* [EXERCISE]
Check every line of the entries that follow, and copy the ones containing "details".

─── RECORDS SUPPLIED

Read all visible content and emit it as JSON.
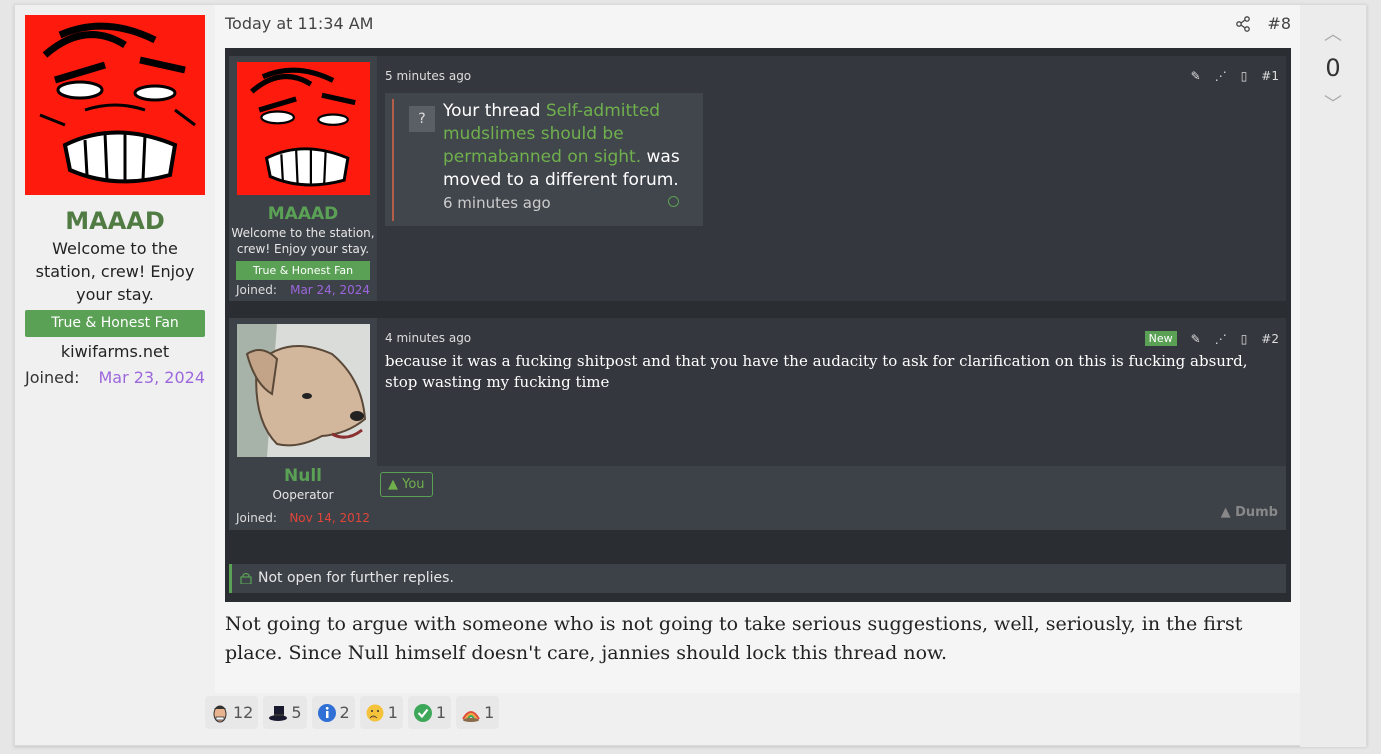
{
  "author": {
    "name": "MAAAD",
    "title": "Welcome to the station, crew! Enjoy your stay.",
    "banner": "True & Honest Fan",
    "site": "kiwifarms.net",
    "joined_label": "Joined:",
    "joined_date": "Mar 23, 2024"
  },
  "post": {
    "timestamp": "Today at 11:34 AM",
    "number": "#8",
    "body": "Not going to argue with someone who is not going to take serious suggestions, well, seriously, in the first place. Since Null himself doesn't care, jannies should lock this thread now."
  },
  "screenshot": {
    "msg1": {
      "name": "MAAAD",
      "title": "Welcome to the station, crew! Enjoy your stay.",
      "banner": "True & Honest Fan",
      "joined_label": "Joined:",
      "joined_date": "Mar 24, 2024",
      "time": "5 minutes ago",
      "number": "#1",
      "alert_prefix": "Your thread",
      "alert_link": "Self-admitted mudslimes should be permabanned on sight.",
      "alert_suffix": "was moved to a different forum.",
      "alert_time": "6 minutes ago"
    },
    "msg2": {
      "name": "Null",
      "title": "Ooperator",
      "joined_label": "Joined:",
      "joined_date": "Nov 14, 2012",
      "time": "4 minutes ago",
      "badge": "New",
      "number": "#2",
      "text": "because it was a fucking shitpost and that you have the audacity to ask for clarification on this is fucking absurd, stop wasting my fucking time",
      "you_label": "You",
      "dumb_label": "Dumb"
    },
    "locked_text": "Not open for further replies."
  },
  "votes": {
    "count": "0"
  },
  "reactions": [
    {
      "icon": "face-icon",
      "count": "12"
    },
    {
      "icon": "top-hat-icon",
      "count": "5"
    },
    {
      "icon": "info-icon",
      "count": "2"
    },
    {
      "icon": "thinking-icon",
      "count": "1"
    },
    {
      "icon": "check-icon",
      "count": "1"
    },
    {
      "icon": "rainbow-icon",
      "count": "1"
    }
  ],
  "colors": {
    "accent": "#5aa055",
    "purple": "#9c67dc",
    "red": "#e0453a"
  }
}
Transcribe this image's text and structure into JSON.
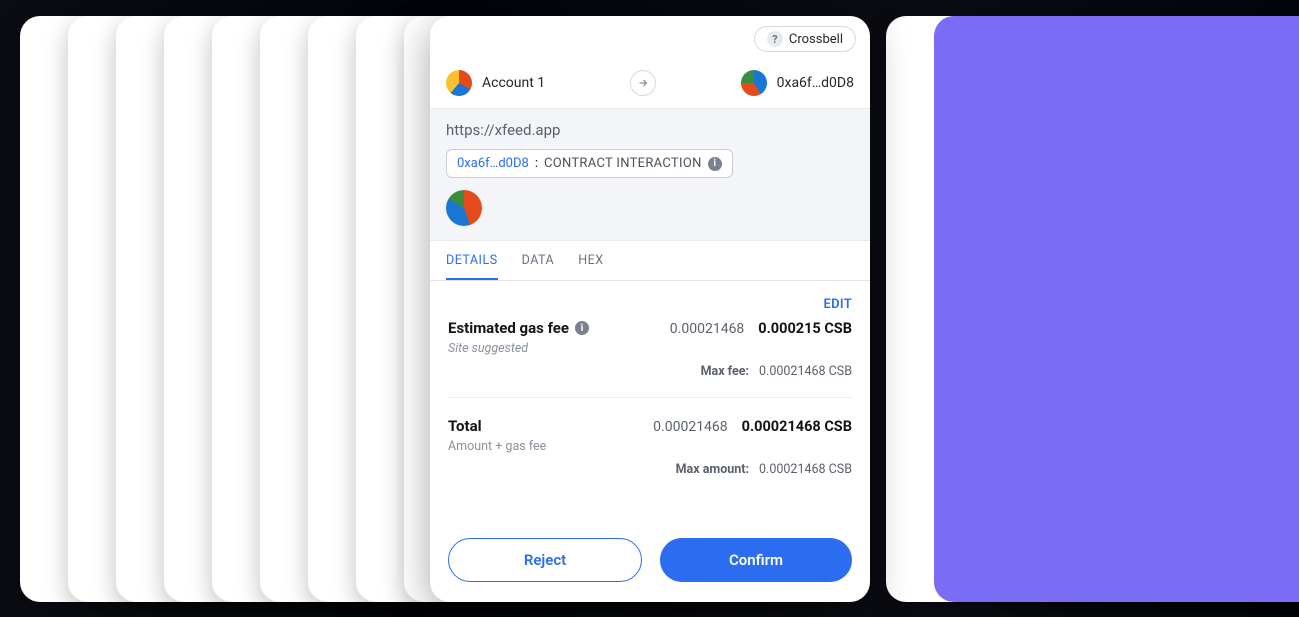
{
  "network": {
    "name": "Crossbell"
  },
  "from": {
    "label": "Account 1"
  },
  "to": {
    "address": "0xa6f…d0D8"
  },
  "origin": {
    "url": "https://xfeed.app",
    "contract_address": "0xa6f…d0D8",
    "interaction_label": "CONTRACT INTERACTION"
  },
  "tabs": {
    "details": "DETAILS",
    "data": "DATA",
    "hex": "HEX"
  },
  "details": {
    "edit": "EDIT",
    "gas": {
      "label": "Estimated gas fee",
      "sublabel": "Site suggested",
      "value_native": "0.00021468",
      "value_display": "0.000215 CSB",
      "max_label": "Max fee:",
      "max_value": "0.00021468 CSB"
    },
    "total": {
      "label": "Total",
      "sublabel": "Amount + gas fee",
      "value_native": "0.00021468",
      "value_display": "0.00021468 CSB",
      "max_label": "Max amount:",
      "max_value": "0.00021468 CSB"
    }
  },
  "actions": {
    "reject": "Reject",
    "confirm": "Confirm"
  }
}
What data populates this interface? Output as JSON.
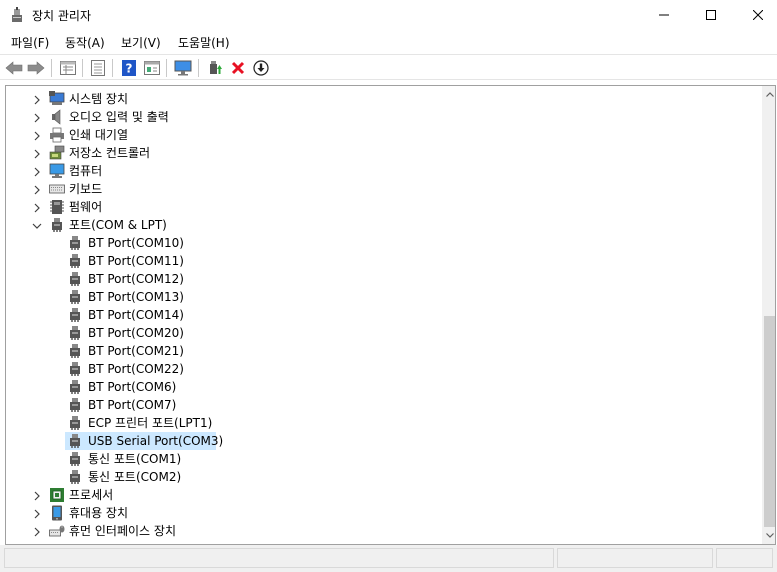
{
  "window": {
    "title": "장치 관리자"
  },
  "menu": [
    "파일(F)",
    "동작(A)",
    "보기(V)",
    "도움말(H)"
  ],
  "toolbar": {
    "buttons": [
      "back-icon",
      "forward-icon",
      "properties-view-icon",
      "show-hidden-icon",
      "help-icon",
      "details-icon",
      "monitor-icon",
      "update-driver-icon",
      "uninstall-icon",
      "download-icon"
    ]
  },
  "tree": {
    "categories_top": [
      {
        "label": "시스템 장치",
        "icon": "system-devices-icon"
      },
      {
        "label": "오디오 입력 및 출력",
        "icon": "speaker-icon"
      },
      {
        "label": "인쇄 대기열",
        "icon": "printer-icon"
      },
      {
        "label": "저장소 컨트롤러",
        "icon": "storage-controller-icon"
      },
      {
        "label": "컴퓨터",
        "icon": "computer-icon"
      },
      {
        "label": "키보드",
        "icon": "keyboard-icon"
      },
      {
        "label": "펌웨어",
        "icon": "firmware-icon"
      }
    ],
    "ports_category": {
      "label": "포트(COM & LPT)",
      "icon": "port-icon"
    },
    "ports": [
      "BT Port(COM10)",
      "BT Port(COM11)",
      "BT Port(COM12)",
      "BT Port(COM13)",
      "BT Port(COM14)",
      "BT Port(COM20)",
      "BT Port(COM21)",
      "BT Port(COM22)",
      "BT Port(COM6)",
      "BT Port(COM7)",
      "ECP 프린터 포트(LPT1)",
      "USB Serial Port(COM3)",
      "통신 포트(COM1)",
      "통신 포트(COM2)"
    ],
    "selected_port": "USB Serial Port(COM3)",
    "categories_bottom": [
      {
        "label": "프로세서",
        "icon": "processor-icon"
      },
      {
        "label": "휴대용 장치",
        "icon": "portable-device-icon"
      },
      {
        "label": "휴먼 인터페이스 장치",
        "icon": "hid-icon"
      }
    ]
  },
  "colors": {
    "selection": "#cce8ff",
    "close_red": "#e81123",
    "help_blue": "#1f56c7"
  }
}
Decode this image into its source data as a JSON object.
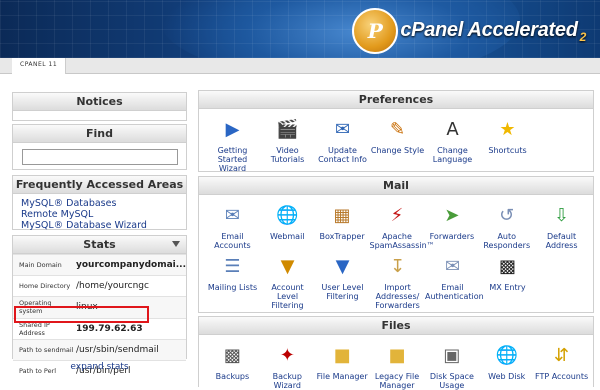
{
  "header": {
    "brand_letter": "P",
    "brand_name": "cPanel Accelerated",
    "brand_version": "2",
    "tab_label": "CPANEL 11"
  },
  "left": {
    "notices_title": "Notices",
    "find_title": "Find",
    "faa_title": "Frequently Accessed Areas",
    "faa_links": [
      "MySQL® Databases",
      "Remote MySQL",
      "MySQL® Database Wizard"
    ],
    "stats_title": "Stats",
    "stats": [
      {
        "key": "Main Domain",
        "value": "yourcompanydomai..."
      },
      {
        "key": "Home Directory",
        "value": "/home/yourcngc"
      },
      {
        "key": "Operating system",
        "value": "linux"
      },
      {
        "key": "Shared IP Address",
        "value": "199.79.62.63"
      },
      {
        "key": "Path to sendmail",
        "value": "/usr/sbin/sendmail"
      },
      {
        "key": "Path to Perl",
        "value": "/usr/bin/perl"
      }
    ],
    "expand_label": "expand stats"
  },
  "right": {
    "preferences_title": "Preferences",
    "preferences": [
      {
        "label": "Getting Started Wizard",
        "icon": "play-circle-icon"
      },
      {
        "label": "Video Tutorials",
        "icon": "film-clapper-icon"
      },
      {
        "label": "Update Contact Info",
        "icon": "contact-card-icon"
      },
      {
        "label": "Change Style",
        "icon": "paint-brush-icon"
      },
      {
        "label": "Change Language",
        "icon": "language-icon"
      },
      {
        "label": "Shortcuts",
        "icon": "star-icon"
      }
    ],
    "mail_title": "Mail",
    "mail_row1": [
      {
        "label": "Email Accounts",
        "icon": "envelope-icon"
      },
      {
        "label": "Webmail",
        "icon": "globe-mail-icon"
      },
      {
        "label": "BoxTrapper",
        "icon": "box-trap-icon"
      },
      {
        "label": "Apache SpamAssassin™",
        "icon": "spamassassin-icon"
      },
      {
        "label": "Forwarders",
        "icon": "forward-mail-icon"
      },
      {
        "label": "Auto Responders",
        "icon": "autoresponder-icon"
      },
      {
        "label": "Default Address",
        "icon": "default-address-icon"
      }
    ],
    "mail_row2": [
      {
        "label": "Mailing Lists",
        "icon": "mailing-list-icon"
      },
      {
        "label": "Account Level Filtering",
        "icon": "filter-icon"
      },
      {
        "label": "User Level Filtering",
        "icon": "user-filter-icon"
      },
      {
        "label": "Import Addresses/ Forwarders",
        "icon": "import-icon"
      },
      {
        "label": "Email Authentication",
        "icon": "email-auth-icon"
      },
      {
        "label": "MX Entry",
        "icon": "mx-entry-icon"
      }
    ],
    "files_title": "Files",
    "files": [
      {
        "label": "Backups",
        "icon": "backup-icon"
      },
      {
        "label": "Backup Wizard",
        "icon": "backup-wizard-icon"
      },
      {
        "label": "File Manager",
        "icon": "folder-icon"
      },
      {
        "label": "Legacy File Manager",
        "icon": "legacy-folder-icon"
      },
      {
        "label": "Disk Space Usage",
        "icon": "disk-usage-icon"
      },
      {
        "label": "Web Disk",
        "icon": "web-disk-icon"
      },
      {
        "label": "FTP Accounts",
        "icon": "ftp-icon"
      }
    ]
  },
  "colors": {
    "highlight": "#e0161b",
    "link": "#1a3a8a"
  }
}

──────

* [TASK OUTPUT]
    "details": "DETAILS",
  "details": {
      "details-icon",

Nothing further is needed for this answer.